## What you need to do
In the copy, include every entry exactly but none of the images.

## Entries
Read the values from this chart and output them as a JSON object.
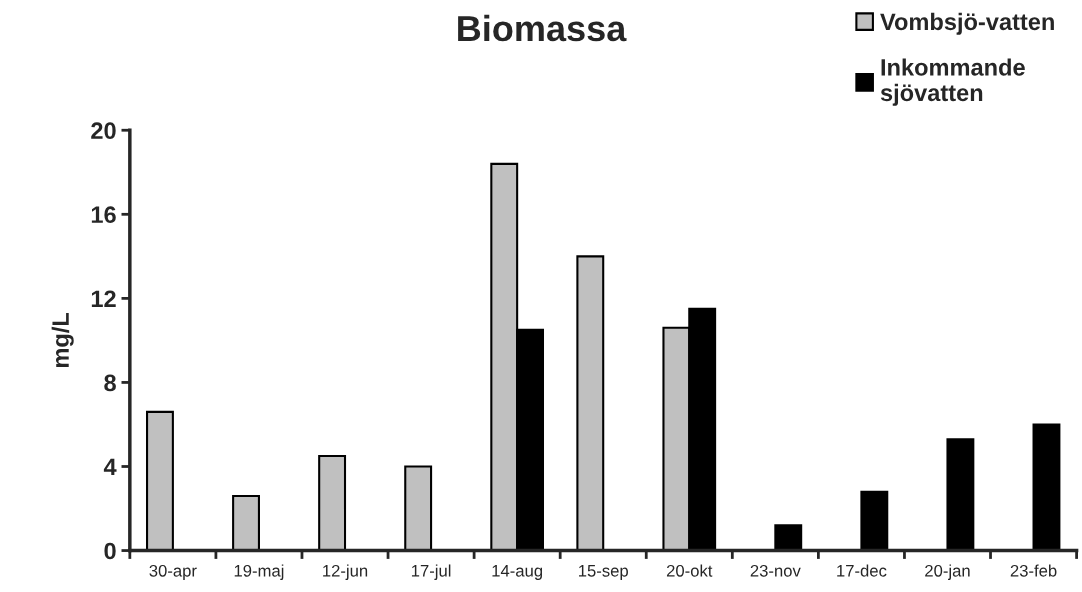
{
  "chart_data": {
    "type": "bar",
    "title": "Biomassa",
    "ylabel": "mg/L",
    "categories": [
      "30-apr",
      "19-maj",
      "12-jun",
      "17-jul",
      "14-aug",
      "15-sep",
      "20-okt",
      "23-nov",
      "17-dec",
      "20-jan",
      "23-feb"
    ],
    "series": [
      {
        "name": "Vombsjö-vatten",
        "color": "#c0c0c0",
        "values": [
          6.6,
          2.6,
          4.5,
          4.0,
          18.4,
          14.0,
          10.6,
          null,
          null,
          null,
          null
        ]
      },
      {
        "name": "Inkommande\nsjövatten",
        "color": "#000000",
        "values": [
          null,
          null,
          null,
          null,
          10.5,
          null,
          11.5,
          1.2,
          2.8,
          5.3,
          6.0
        ]
      }
    ],
    "ylim": [
      0,
      20
    ],
    "yticks": [
      0,
      4,
      8,
      12,
      16,
      20
    ],
    "grid": false,
    "legend": "top right"
  }
}
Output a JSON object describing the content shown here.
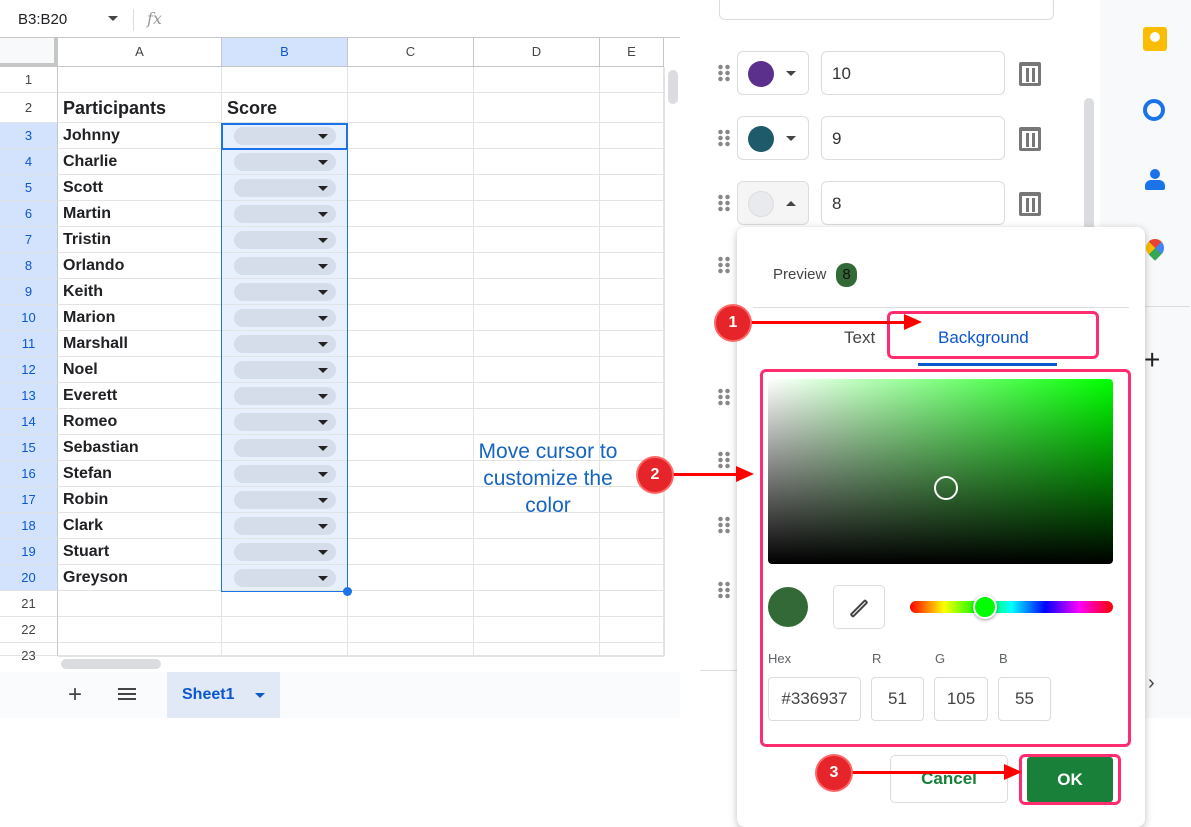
{
  "name_box": {
    "value": "B3:B20",
    "fx": "fx"
  },
  "columns": [
    "A",
    "B",
    "C",
    "D",
    "E"
  ],
  "rows": [
    "1",
    "2",
    "3",
    "4",
    "5",
    "6",
    "7",
    "8",
    "9",
    "10",
    "11",
    "12",
    "13",
    "14",
    "15",
    "16",
    "17",
    "18",
    "19",
    "20",
    "21",
    "22",
    "23"
  ],
  "headers": {
    "participants": "Participants",
    "score": "Score"
  },
  "participants": [
    "Johnny",
    "Charlie",
    "Scott",
    "Martin",
    "Tristin",
    "Orlando",
    "Keith",
    "Marion",
    "Marshall",
    "Noel",
    "Everett",
    "Romeo",
    "Sebastian",
    "Stefan",
    "Robin",
    "Clark",
    "Stuart",
    "Greyson"
  ],
  "sheet_tab": "Sheet1",
  "rules": [
    {
      "color": "#5b2f8c",
      "value": "10"
    },
    {
      "color": "#1f5a6b",
      "value": "9"
    },
    {
      "color": "#e8eaed",
      "value": "8"
    }
  ],
  "picker": {
    "preview_label": "Preview",
    "preview_value": "8",
    "tab_text": "Text",
    "tab_background": "Background",
    "hex_label": "Hex",
    "r_label": "R",
    "g_label": "G",
    "b_label": "B",
    "hex": "#336937",
    "r": "51",
    "g": "105",
    "b": "55",
    "cancel": "Cancel",
    "ok": "OK",
    "hue_color": "#00ff00"
  },
  "annotations": {
    "step1": "1",
    "step2": "2",
    "step3": "3",
    "note": "Move cursor to customize the color"
  },
  "colors": {
    "accent": "#0b57d0",
    "ok_green": "#188038",
    "highlight": "#ff2d6f"
  }
}
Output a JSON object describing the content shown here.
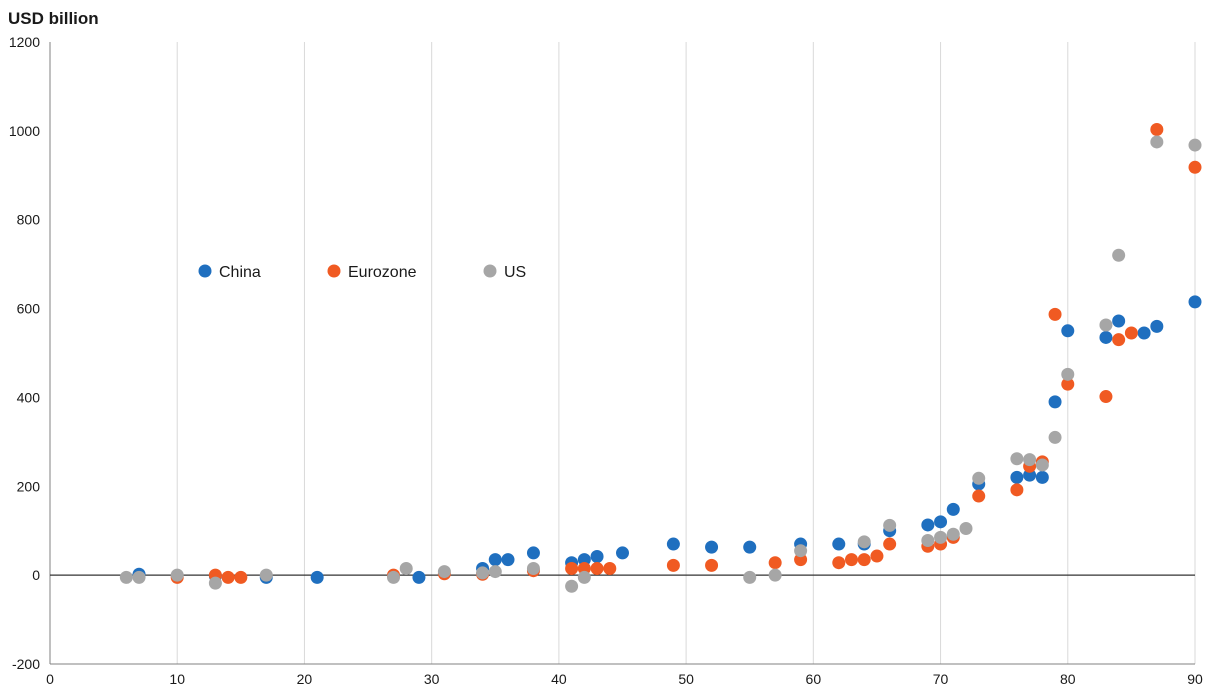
{
  "chart_data": {
    "type": "scatter",
    "title": "USD billion",
    "xlabel": "",
    "ylabel": "",
    "xlim": [
      0,
      90
    ],
    "ylim": [
      -200,
      1200
    ],
    "x_ticks": [
      "0",
      "10",
      "20",
      "30",
      "40",
      "50",
      "60",
      "70",
      "80",
      "90"
    ],
    "y_ticks": [
      "1200",
      "1000",
      "800",
      "600",
      "400",
      "200",
      "0",
      "-200"
    ],
    "grid": "vertical",
    "legend_position": "upper-left",
    "series": [
      {
        "name": "China",
        "color": "#1f6fbf",
        "x": [
          7,
          13,
          17,
          21,
          29,
          34,
          35,
          36,
          38,
          41,
          42,
          43,
          45,
          49,
          52,
          55,
          59,
          62,
          64,
          66,
          69,
          70,
          71,
          73,
          76,
          77,
          78,
          79,
          80,
          83,
          84,
          86,
          87,
          90
        ],
        "y": [
          2,
          -2,
          -5,
          -5,
          -5,
          15,
          35,
          35,
          50,
          28,
          35,
          42,
          50,
          70,
          63,
          63,
          70,
          70,
          70,
          100,
          113,
          120,
          148,
          205,
          220,
          225,
          220,
          390,
          550,
          535,
          572,
          545,
          560,
          615
        ]
      },
      {
        "name": "Eurozone",
        "color": "#f05a22",
        "x": [
          10,
          13,
          14,
          15,
          27,
          31,
          34,
          38,
          41,
          42,
          43,
          44,
          49,
          52,
          57,
          59,
          62,
          63,
          64,
          65,
          66,
          69,
          70,
          71,
          73,
          76,
          77,
          78,
          79,
          80,
          83,
          84,
          85,
          87,
          90
        ],
        "y": [
          -5,
          0,
          -5,
          -5,
          0,
          3,
          2,
          10,
          15,
          15,
          15,
          15,
          22,
          22,
          28,
          35,
          28,
          35,
          35,
          43,
          70,
          65,
          70,
          85,
          178,
          192,
          245,
          255,
          587,
          430,
          402,
          530,
          545,
          1003,
          918
        ]
      },
      {
        "name": "US",
        "color": "#a6a6a6",
        "x": [
          6,
          7,
          10,
          13,
          17,
          27,
          28,
          31,
          34,
          35,
          38,
          41,
          42,
          55,
          57,
          59,
          64,
          66,
          69,
          70,
          71,
          72,
          73,
          76,
          77,
          78,
          79,
          80,
          83,
          84,
          87,
          90
        ],
        "y": [
          -5,
          -5,
          0,
          -18,
          0,
          -5,
          15,
          8,
          5,
          8,
          15,
          -25,
          -5,
          -5,
          0,
          55,
          75,
          112,
          78,
          85,
          92,
          105,
          218,
          262,
          260,
          248,
          310,
          452,
          563,
          720,
          975,
          968
        ]
      }
    ]
  }
}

## Worked solution
Read the values from this chart and output them as a JSON object.
{
  "chart_data": {
    "type": "bar",
    "title": "Biomassa",
    "ylabel": "mg/L",
    "categories": [
      "30-apr",
      "19-maj",
      "12-jun",
      "17-jul",
      "14-aug",
      "15-sep",
      "20-okt",
      "23-nov",
      "17-dec",
      "20-jan",
      "23-feb"
    ],
    "series": [
      {
        "name": "Vombsjö-vatten",
        "color": "#c0c0c0",
        "values": [
          6.6,
          2.6,
          4.5,
          4.0,
          18.4,
          14.0,
          10.6,
          null,
          null,
          null,
          null
        ]
      },
      {
        "name": "Inkommande\nsjövatten",
        "color": "#000000",
        "values": [
          null,
          null,
          null,
          null,
          10.5,
          null,
          11.5,
          1.2,
          2.8,
          5.3,
          6.0
        ]
      }
    ],
    "ylim": [
      0,
      20
    ],
    "yticks": [
      0,
      4,
      8,
      12,
      16,
      20
    ],
    "grid": false,
    "legend": "top right"
  }
}
Output a JSON object describing the content shown here.
{
  "name_box": {
    "value": "B3:B20",
    "fx": "fx"
  },
  "columns": [
    "A",
    "B",
    "C",
    "D",
    "E"
  ],
  "rows": [
    "1",
    "2",
    "3",
    "4",
    "5",
    "6",
    "7",
    "8",
    "9",
    "10",
    "11",
    "12",
    "13",
    "14",
    "15",
    "16",
    "17",
    "18",
    "19",
    "20",
    "21",
    "22",
    "23"
  ],
  "headers": {
    "participants": "Participants",
    "score": "Score"
  },
  "participants": [
    "Johnny",
    "Charlie",
    "Scott",
    "Martin",
    "Tristin",
    "Orlando",
    "Keith",
    "Marion",
    "Marshall",
    "Noel",
    "Everett",
    "Romeo",
    "Sebastian",
    "Stefan",
    "Robin",
    "Clark",
    "Stuart",
    "Greyson"
  ],
  "sheet_tab": "Sheet1",
  "rules": [
    {
      "color": "#5b2f8c",
      "value": "10"
    },
    {
      "color": "#1f5a6b",
      "value": "9"
    },
    {
      "color": "#e8eaed",
      "value": "8"
    }
  ],
  "picker": {
    "preview_label": "Preview",
    "preview_value": "8",
    "tab_text": "Text",
    "tab_background": "Background",
    "hex_label": "Hex",
    "r_label": "R",
    "g_label": "G",
    "b_label": "B",
    "hex": "#336937",
    "r": "51",
    "g": "105",
    "b": "55",
    "cancel": "Cancel",
    "ok": "OK",
    "hue_color": "#00ff00"
  },
  "annotations": {
    "step1": "1",
    "step2": "2",
    "step3": "3",
    "note": "Move cursor to customize the color"
  },
  "colors": {
    "accent": "#0b57d0",
    "ok_green": "#188038",
    "highlight": "#ff2d6f"
  }
}
Output a JSON object describing the content shown here.
{
  "chart_data": {
    "type": "scatter",
    "title": "USD billion",
    "xlabel": "",
    "ylabel": "",
    "xlim": [
      0,
      90
    ],
    "ylim": [
      -200,
      1200
    ],
    "x_ticks": [
      "0",
      "10",
      "20",
      "30",
      "40",
      "50",
      "60",
      "70",
      "80",
      "90"
    ],
    "y_ticks": [
      "1200",
      "1000",
      "800",
      "600",
      "400",
      "200",
      "0",
      "-200"
    ],
    "grid": "vertical",
    "legend_position": "upper-left",
    "series": [
      {
        "name": "China",
        "color": "#1f6fbf",
        "x": [
          7,
          13,
          17,
          21,
          29,
          34,
          35,
          36,
          38,
          41,
          42,
          43,
          45,
          49,
          52,
          55,
          59,
          62,
          64,
          66,
          69,
          70,
          71,
          73,
          76,
          77,
          78,
          79,
          80,
          83,
          84,
          86,
          87,
          90
        ],
        "y": [
          2,
          -2,
          -5,
          -5,
          -5,
          15,
          35,
          35,
          50,
          28,
          35,
          42,
          50,
          70,
          63,
          63,
          70,
          70,
          70,
          100,
          113,
          120,
          148,
          205,
          220,
          225,
          220,
          390,
          550,
          535,
          572,
          545,
          560,
          615
        ]
      },
      {
        "name": "Eurozone",
        "color": "#f05a22",
        "x": [
          10,
          13,
          14,
          15,
          27,
          31,
          34,
          38,
          41,
          42,
          43,
          44,
          49,
          52,
          57,
          59,
          62,
          63,
          64,
          65,
          66,
          69,
          70,
          71,
          73,
          76,
          77,
          78,
          79,
          80,
          83,
          84,
          85,
          87,
          90
        ],
        "y": [
          -5,
          0,
          -5,
          -5,
          0,
          3,
          2,
          10,
          15,
          15,
          15,
          15,
          22,
          22,
          28,
          35,
          28,
          35,
          35,
          43,
          70,
          65,
          70,
          85,
          178,
          192,
          245,
          255,
          587,
          430,
          402,
          530,
          545,
          1003,
          918
        ]
      },
      {
        "name": "US",
        "color": "#a6a6a6",
        "x": [
          6,
          7,
          10,
          13,
          17,
          27,
          28,
          31,
          34,
          35,
          38,
          41,
          42,
          55,
          57,
          59,
          64,
          66,
          69,
          70,
          71,
          72,
          73,
          76,
          77,
          78,
          79,
          80,
          83,
          84,
          87,
          90
        ],
        "y": [
          -5,
          -5,
          0,
          -18,
          0,
          -5,
          15,
          8,
          5,
          8,
          15,
          -25,
          -5,
          -5,
          0,
          55,
          75,
          112,
          78,
          85,
          92,
          105,
          218,
          262,
          260,
          248,
          310,
          452,
          563,
          720,
          975,
          968
        ]
      }
    ]
  }
}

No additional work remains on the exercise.